>> Begin Record list

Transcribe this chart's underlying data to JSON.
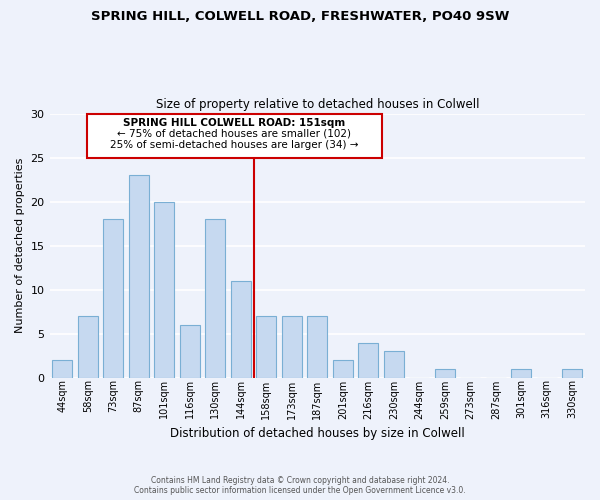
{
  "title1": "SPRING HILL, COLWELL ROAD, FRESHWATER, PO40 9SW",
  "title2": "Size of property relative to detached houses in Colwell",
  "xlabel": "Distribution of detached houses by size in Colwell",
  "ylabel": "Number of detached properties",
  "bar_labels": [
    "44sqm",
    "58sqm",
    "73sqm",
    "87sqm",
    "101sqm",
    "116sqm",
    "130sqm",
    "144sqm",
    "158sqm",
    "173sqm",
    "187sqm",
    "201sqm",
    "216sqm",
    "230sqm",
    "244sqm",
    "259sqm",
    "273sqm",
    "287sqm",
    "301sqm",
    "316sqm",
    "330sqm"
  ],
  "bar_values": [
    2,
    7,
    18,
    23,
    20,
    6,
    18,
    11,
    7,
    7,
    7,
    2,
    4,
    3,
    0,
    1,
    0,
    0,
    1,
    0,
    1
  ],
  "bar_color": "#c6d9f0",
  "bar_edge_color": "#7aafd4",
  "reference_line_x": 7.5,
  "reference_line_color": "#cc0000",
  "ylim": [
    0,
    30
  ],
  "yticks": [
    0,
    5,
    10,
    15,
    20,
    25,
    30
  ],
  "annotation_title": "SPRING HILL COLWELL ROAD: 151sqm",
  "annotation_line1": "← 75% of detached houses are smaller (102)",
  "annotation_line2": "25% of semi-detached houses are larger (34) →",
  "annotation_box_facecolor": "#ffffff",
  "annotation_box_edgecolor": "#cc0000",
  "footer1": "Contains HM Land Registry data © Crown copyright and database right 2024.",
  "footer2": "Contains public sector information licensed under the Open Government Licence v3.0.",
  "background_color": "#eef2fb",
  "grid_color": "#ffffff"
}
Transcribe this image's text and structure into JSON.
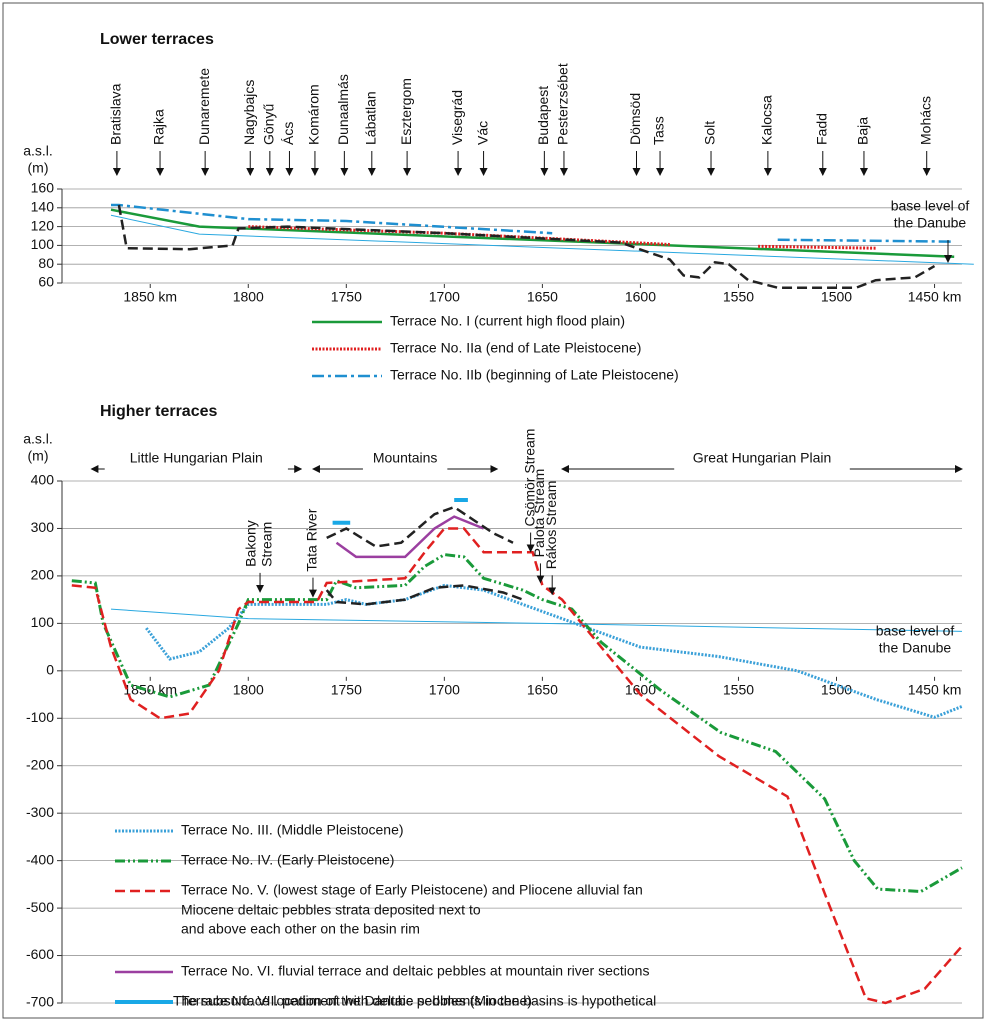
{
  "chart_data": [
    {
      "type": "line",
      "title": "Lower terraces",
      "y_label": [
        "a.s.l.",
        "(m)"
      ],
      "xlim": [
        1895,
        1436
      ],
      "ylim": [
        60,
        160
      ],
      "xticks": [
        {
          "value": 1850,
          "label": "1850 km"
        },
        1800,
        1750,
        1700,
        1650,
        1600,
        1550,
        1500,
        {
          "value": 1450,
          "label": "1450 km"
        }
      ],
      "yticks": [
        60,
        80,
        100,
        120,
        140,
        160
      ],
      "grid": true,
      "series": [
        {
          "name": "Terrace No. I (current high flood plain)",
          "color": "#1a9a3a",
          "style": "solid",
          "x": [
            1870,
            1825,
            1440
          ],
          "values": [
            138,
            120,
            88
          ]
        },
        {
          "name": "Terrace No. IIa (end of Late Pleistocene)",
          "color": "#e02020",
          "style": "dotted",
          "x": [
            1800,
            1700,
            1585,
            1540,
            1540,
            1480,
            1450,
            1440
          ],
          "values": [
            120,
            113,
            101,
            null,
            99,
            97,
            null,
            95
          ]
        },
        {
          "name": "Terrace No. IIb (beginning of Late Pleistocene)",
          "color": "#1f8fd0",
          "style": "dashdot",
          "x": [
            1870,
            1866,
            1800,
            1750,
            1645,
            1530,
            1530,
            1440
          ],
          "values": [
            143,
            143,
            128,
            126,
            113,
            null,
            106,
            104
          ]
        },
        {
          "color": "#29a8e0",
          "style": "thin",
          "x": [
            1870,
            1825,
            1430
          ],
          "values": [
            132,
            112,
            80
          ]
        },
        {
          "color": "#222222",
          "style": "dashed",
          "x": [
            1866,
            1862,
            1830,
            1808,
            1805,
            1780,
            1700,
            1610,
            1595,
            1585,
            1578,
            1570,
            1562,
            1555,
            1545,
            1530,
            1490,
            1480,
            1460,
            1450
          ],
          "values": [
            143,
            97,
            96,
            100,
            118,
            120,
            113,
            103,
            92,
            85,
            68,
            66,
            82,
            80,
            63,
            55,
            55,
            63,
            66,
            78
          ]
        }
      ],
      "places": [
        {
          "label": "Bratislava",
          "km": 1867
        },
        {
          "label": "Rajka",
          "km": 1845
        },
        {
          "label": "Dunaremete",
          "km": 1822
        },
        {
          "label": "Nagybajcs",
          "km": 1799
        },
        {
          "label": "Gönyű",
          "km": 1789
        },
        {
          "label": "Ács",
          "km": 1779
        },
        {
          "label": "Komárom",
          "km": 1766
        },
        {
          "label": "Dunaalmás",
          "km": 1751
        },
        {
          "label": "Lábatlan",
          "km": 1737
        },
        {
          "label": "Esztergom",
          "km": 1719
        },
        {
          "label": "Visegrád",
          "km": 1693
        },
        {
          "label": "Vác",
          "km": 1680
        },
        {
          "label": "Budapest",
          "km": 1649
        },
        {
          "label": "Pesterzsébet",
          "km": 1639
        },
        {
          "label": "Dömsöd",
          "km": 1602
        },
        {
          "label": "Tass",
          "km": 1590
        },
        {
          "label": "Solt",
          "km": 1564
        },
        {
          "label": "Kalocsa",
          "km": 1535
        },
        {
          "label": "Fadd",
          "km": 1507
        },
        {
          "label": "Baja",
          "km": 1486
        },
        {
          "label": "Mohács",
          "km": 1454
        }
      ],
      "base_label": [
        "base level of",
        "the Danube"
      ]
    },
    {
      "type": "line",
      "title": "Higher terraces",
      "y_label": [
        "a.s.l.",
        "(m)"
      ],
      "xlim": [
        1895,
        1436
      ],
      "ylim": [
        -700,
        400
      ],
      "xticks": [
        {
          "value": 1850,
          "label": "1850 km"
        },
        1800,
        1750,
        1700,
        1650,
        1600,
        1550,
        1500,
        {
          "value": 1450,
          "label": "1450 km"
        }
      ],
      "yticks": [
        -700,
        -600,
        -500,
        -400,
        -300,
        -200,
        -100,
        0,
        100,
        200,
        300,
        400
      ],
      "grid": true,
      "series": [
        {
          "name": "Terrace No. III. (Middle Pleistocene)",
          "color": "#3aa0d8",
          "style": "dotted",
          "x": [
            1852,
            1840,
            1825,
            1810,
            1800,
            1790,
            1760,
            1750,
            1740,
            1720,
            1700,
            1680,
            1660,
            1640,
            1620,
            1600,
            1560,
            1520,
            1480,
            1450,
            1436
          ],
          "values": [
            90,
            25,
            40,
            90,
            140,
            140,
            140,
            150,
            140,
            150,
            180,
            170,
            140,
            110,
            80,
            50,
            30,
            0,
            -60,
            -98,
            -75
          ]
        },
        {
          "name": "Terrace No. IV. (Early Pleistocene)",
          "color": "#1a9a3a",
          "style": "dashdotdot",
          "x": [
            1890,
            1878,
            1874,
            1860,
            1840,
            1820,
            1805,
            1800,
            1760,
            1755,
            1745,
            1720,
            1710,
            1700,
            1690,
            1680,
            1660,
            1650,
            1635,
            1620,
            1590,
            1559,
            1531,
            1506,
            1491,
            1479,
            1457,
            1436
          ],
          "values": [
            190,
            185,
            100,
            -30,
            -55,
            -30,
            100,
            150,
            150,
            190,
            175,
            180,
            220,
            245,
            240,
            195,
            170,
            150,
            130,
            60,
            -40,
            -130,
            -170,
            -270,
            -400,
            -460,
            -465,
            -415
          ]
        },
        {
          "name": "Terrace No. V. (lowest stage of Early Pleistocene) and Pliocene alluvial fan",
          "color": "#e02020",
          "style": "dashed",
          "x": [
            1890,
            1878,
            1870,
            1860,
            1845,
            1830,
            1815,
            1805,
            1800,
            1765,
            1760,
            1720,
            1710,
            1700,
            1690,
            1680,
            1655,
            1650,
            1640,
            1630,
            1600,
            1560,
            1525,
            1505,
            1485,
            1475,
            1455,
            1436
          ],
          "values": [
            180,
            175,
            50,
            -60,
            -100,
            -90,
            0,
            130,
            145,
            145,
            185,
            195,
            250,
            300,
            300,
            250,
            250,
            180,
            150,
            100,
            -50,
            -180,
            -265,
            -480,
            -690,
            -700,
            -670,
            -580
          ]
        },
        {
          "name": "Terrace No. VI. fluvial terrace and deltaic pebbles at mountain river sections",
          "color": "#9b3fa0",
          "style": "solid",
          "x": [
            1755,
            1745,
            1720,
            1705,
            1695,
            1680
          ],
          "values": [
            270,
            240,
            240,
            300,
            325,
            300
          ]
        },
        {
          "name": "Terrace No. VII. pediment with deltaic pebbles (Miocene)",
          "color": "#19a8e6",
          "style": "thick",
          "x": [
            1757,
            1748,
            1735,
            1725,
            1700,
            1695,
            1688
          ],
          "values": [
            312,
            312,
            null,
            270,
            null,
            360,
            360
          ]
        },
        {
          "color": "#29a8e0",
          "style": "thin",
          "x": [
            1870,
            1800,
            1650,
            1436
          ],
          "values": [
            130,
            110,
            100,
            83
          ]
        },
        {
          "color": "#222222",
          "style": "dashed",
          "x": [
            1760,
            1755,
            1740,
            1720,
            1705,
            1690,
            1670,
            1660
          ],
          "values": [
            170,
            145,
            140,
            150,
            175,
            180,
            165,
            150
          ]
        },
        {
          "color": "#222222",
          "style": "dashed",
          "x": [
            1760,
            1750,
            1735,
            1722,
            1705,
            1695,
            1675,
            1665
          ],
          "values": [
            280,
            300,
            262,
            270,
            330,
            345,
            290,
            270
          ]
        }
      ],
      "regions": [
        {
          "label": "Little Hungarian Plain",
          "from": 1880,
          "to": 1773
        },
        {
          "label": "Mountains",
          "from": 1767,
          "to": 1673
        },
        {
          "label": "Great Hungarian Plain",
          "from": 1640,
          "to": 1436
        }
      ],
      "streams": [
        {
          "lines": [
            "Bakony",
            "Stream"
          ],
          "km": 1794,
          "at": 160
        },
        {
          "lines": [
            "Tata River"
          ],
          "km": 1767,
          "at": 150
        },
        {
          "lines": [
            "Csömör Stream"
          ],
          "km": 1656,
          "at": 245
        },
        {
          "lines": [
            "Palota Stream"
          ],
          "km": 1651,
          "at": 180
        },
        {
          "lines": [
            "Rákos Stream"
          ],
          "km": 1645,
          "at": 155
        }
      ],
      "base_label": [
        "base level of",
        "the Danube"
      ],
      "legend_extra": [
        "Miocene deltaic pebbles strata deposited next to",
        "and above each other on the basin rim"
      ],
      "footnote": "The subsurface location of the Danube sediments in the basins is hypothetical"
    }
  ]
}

>> End Record list

Task to carry out –
Scan the entries above for the word "Hungarian" and collect each line holding it.

Final result –
          "label": "Little Hungarian Plain",
          "label": "Great Hungarian Plain",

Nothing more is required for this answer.